Extracted data entries
----
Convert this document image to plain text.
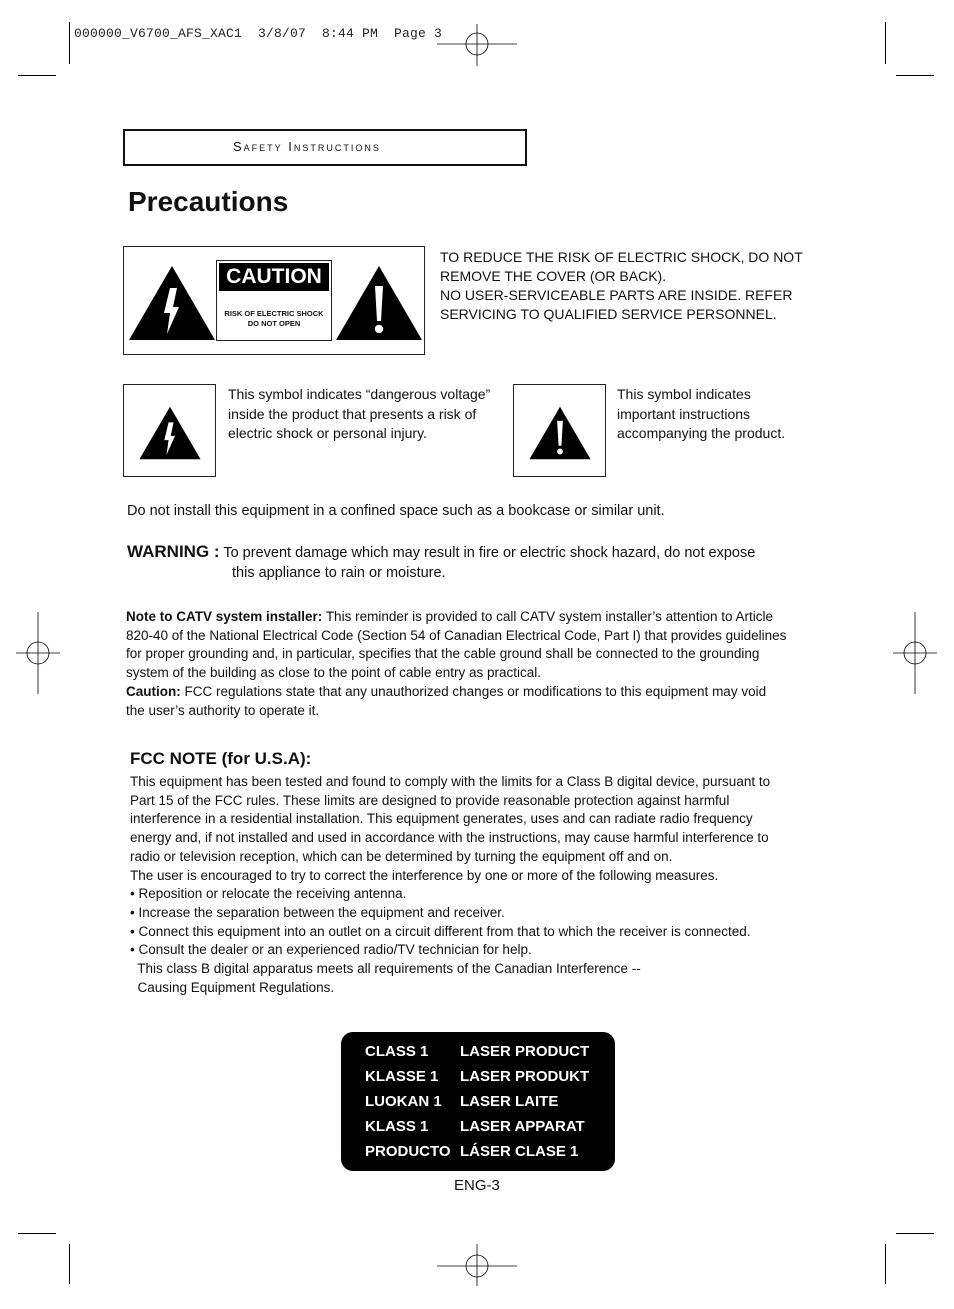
000000_V6700_AFS_XAC1  3/8/07  8:44 PM  Page 3
Safety Instructions
Precautions
CAUTION
RISK OF ELECTRIC SHOCK
DO NOT OPEN
TO REDUCE THE RISK OF ELECTRIC SHOCK, DO NOT
REMOVE THE COVER (OR BACK).
NO USER-SERVICEABLE PARTS ARE INSIDE. REFER
SERVICING TO QUALIFIED SERVICE PERSONNEL.
This symbol indicates “dangerous voltage”
inside the product that presents a risk of
electric shock or personal injury.
This symbol indicates
important instructions
accompanying the product.
Do not install this equipment in a confined space such as a bookcase or similar unit.
WARNING : To prevent damage which may result in fire or electric shock hazard, do not expose
this appliance to rain or moisture.
Note to CATV system installer: This reminder is provided to call CATV system installer’s attention to Article
820-40 of the National Electrical Code (Section 54 of Canadian Electrical Code, Part I) that provides guidelines
for proper grounding and, in particular, specifies that the cable ground shall be connected to the grounding
system of the building as close to the point of cable entry as practical.
Caution: FCC regulations state that any unauthorized changes or modifications to this equipment may void
the user’s authority to operate it.
FCC NOTE (for U.S.A):
This equipment has been tested and found to comply with the limits for a Class B digital device, pursuant to
Part 15 of the FCC rules. These limits are designed to provide reasonable protection against harmful
interference in a residential installation. This equipment generates, uses and can radiate radio frequency
energy and, if not installed and used in accordance with the instructions, may cause harmful interference to
radio or television reception, which can be determined by turning the equipment off and on.
The user is encouraged to try to correct the interference by one or more of the following measures.
• Reposition or relocate the receiving antenna.
• Increase the separation between the equipment and receiver.
• Connect this equipment into an outlet on a circuit different from that to which the receiver is connected.
• Consult the dealer or an experienced radio/TV technician for help.
This class B digital apparatus meets all requirements of the Canadian Interference --
Causing Equipment Regulations.
CLASS 1 LASER PRODUCT
KLASSE 1 LASER PRODUKT
LUOKAN 1 LASER LAITE
KLASS 1 LASER APPARAT
PRODUCTO LÁSER CLASE 1
ENG-3
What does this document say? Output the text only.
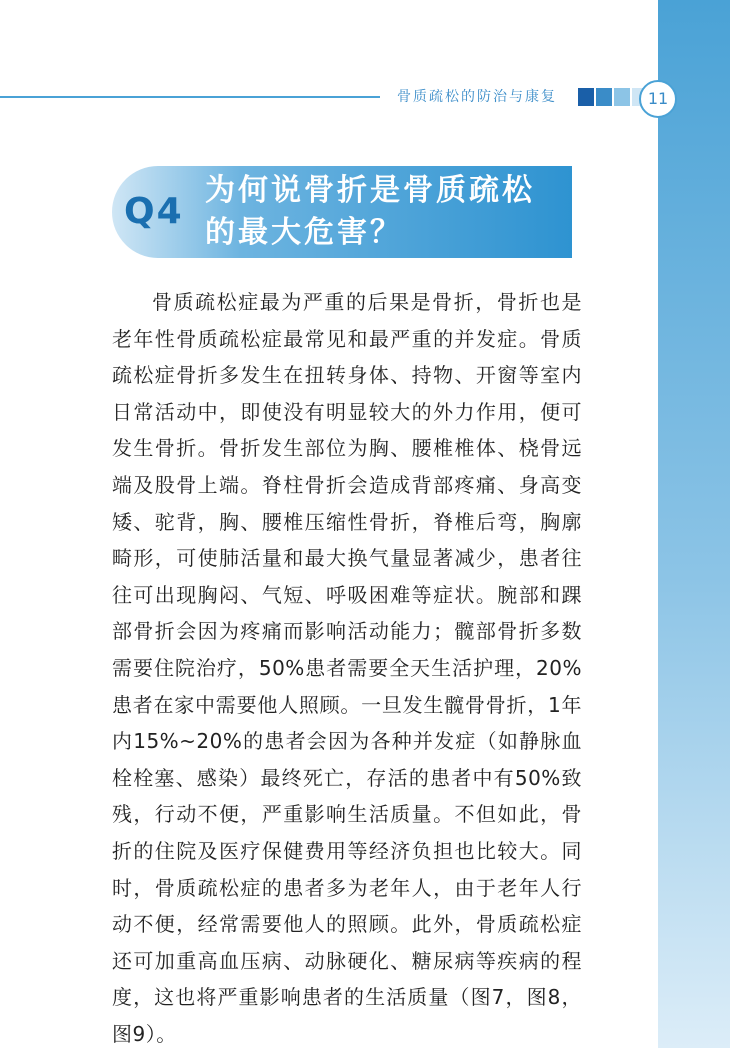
骨质疏松的防治与康复	11
Q4
为何说骨折是骨质疏松的最大危害？

骨质疏松症最为严重的后果是骨折，骨折也是老年性骨质疏松症最常见和最严重的并发症。骨质疏松症骨折多发生在扭转身体、持物、开窗等室内日常活动中，即使没有明显较大的外力作用，便可发生骨折。骨折发生部位为胸、腰椎椎体、桡骨远端及股骨上端。脊柱骨折会造成背部疼痛、身高变矮、驼背，胸、腰椎压缩性骨折，脊椎后弯，胸廓畸形，可使肺活量和最大换气量显著减少，患者往往可出现胸闷、气短、呼吸困难等症状。腕部和踝部骨折会因为疼痛而影响活动能力；髋部骨折多数需要住院治疗，50%患者需要全天生活护理，20%患者在家中需要他人照顾。一旦发生髋骨骨折，1年内15%~20%的患者会因为各种并发症（如静脉血栓栓塞、感染）最终死亡，存活的患者中有50%致残，行动不便，严重影响生活质量。不但如此，骨折的住院及医疗保健费用等经济负担也比较大。同时，骨质疏松症的患者多为老年人，由于老年人行动不便，经常需要他人的照顾。此外，骨质疏松症还可加重高血压病、动脉硬化、糖尿病等疾病的程度，这也将严重影响患者的生活质量（图7，图8，图9）。
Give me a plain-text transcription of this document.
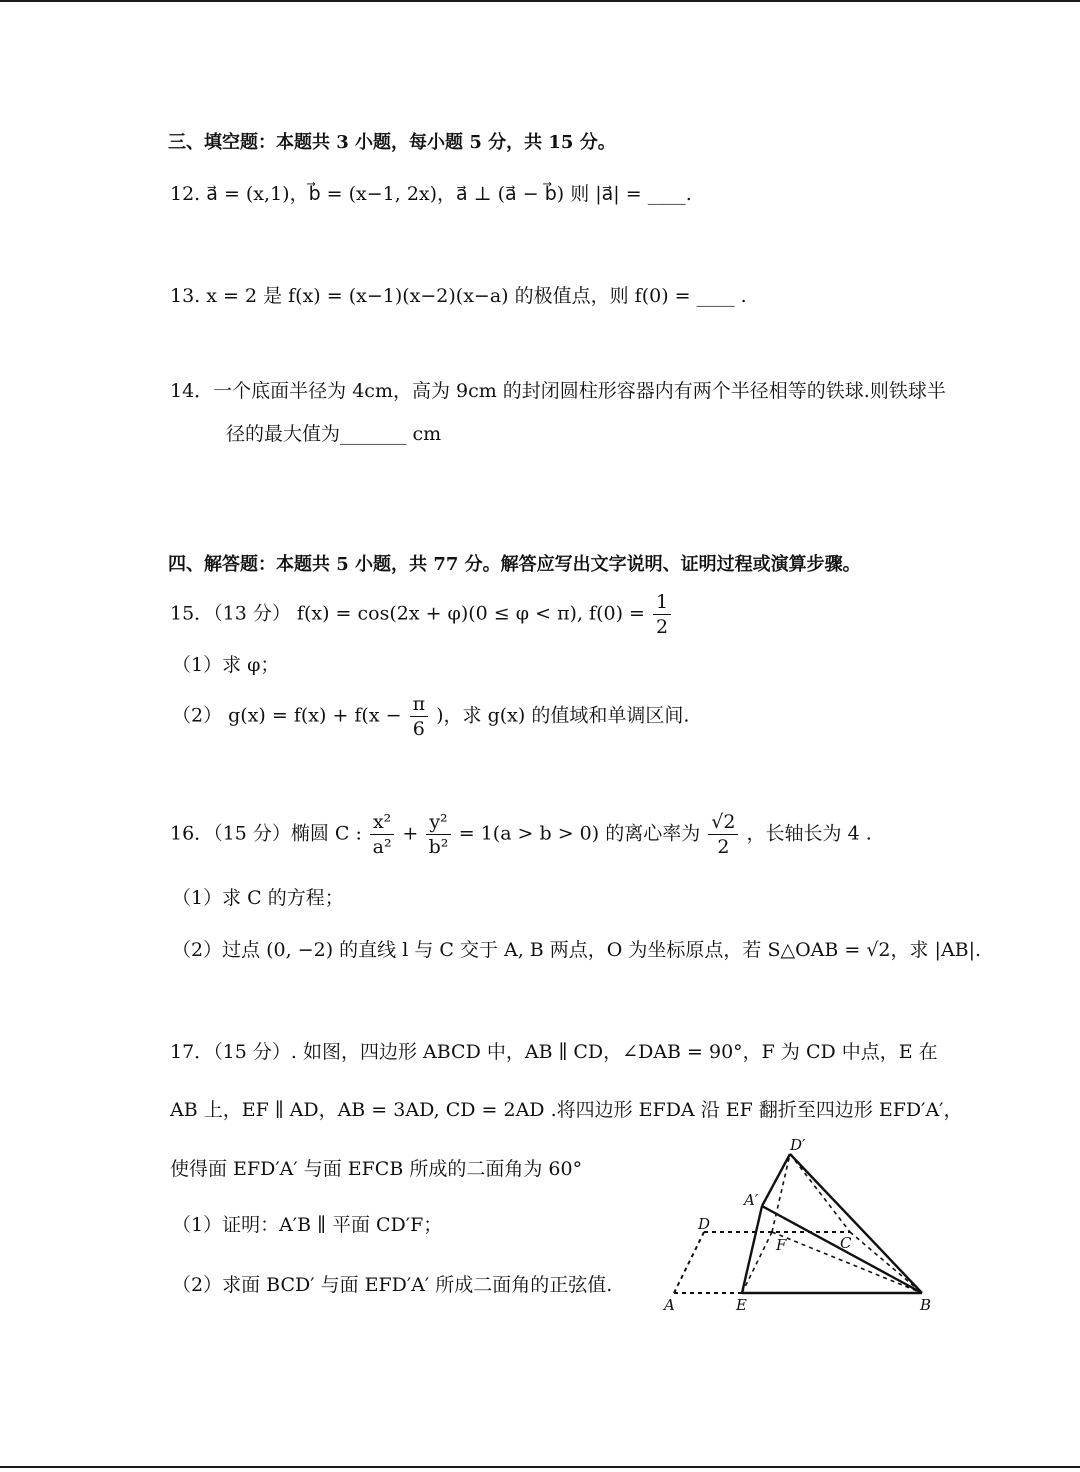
三、填空题：本题共 3 小题，每小题 5 分，共 15 分。
12. a⃗ = (x,1)，b⃗ = (x−1, 2x)，a⃗ ⊥ (a⃗ − b⃗) 则 |a⃗| = ____.
13. x = 2 是 f(x) = (x−1)(x−2)(x−a) 的极值点，则 f(0) = ____ .
14．一个底面半径为 4cm，高为 9cm 的封闭圆柱形容器内有两个半径相等的铁球.则铁球半
径的最大值为_______ cm
四、解答题：本题共 5 小题，共 77 分。解答应写出文字说明、证明过程或演算步骤。
15．（13 分） f(x) = cos(2x + φ)(0 ≤ φ < π), $f(0) = \frac{1}{2}$
（1）求 φ；
（2） $g(x) = f(x) + f(x - \frac{\pi}{6}$ )，求 g(x) 的值域和单调区间.
16．（15 分）椭圆 C : $\frac{\text{x²}}{\text{a²}} + \frac{\text{y²}}{\text{b²}} = 1(a > b > 0)$ 的离心率为 $\frac{√2}{2}$ ，长轴长为 4 .
（1）求 C 的方程；
（2）过点 (0, −2) 的直线 l 与 C 交于 A, B 两点，O 为坐标原点，若 S△OAB = √2，求 |AB|.
17．（15 分）. 如图，四边形 ABCD 中，AB ∥ CD，∠DAB = 90°，F 为 CD 中点，E 在
AB 上，EF ∥ AD，AB = 3AD, CD = 2AD .将四边形 EFDA 沿 EF 翻折至四边形 EFD′A′，
使得面 EFD′A′ 与面 EFCB 所成的二面角为 60°
（1）证明：A′B ∥ 平面 CD′F；
（2）求面 BCD′ 与面 EFD′A′ 所成二面角的正弦值.
D′
A′
D
F	C
A	E	B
----
WHAT IS BEING ASKED
Gather all lines with the string "symbol" from the data.

FINAL RESULT
This symbol indicates “dangerous voltage”
This symbol indicates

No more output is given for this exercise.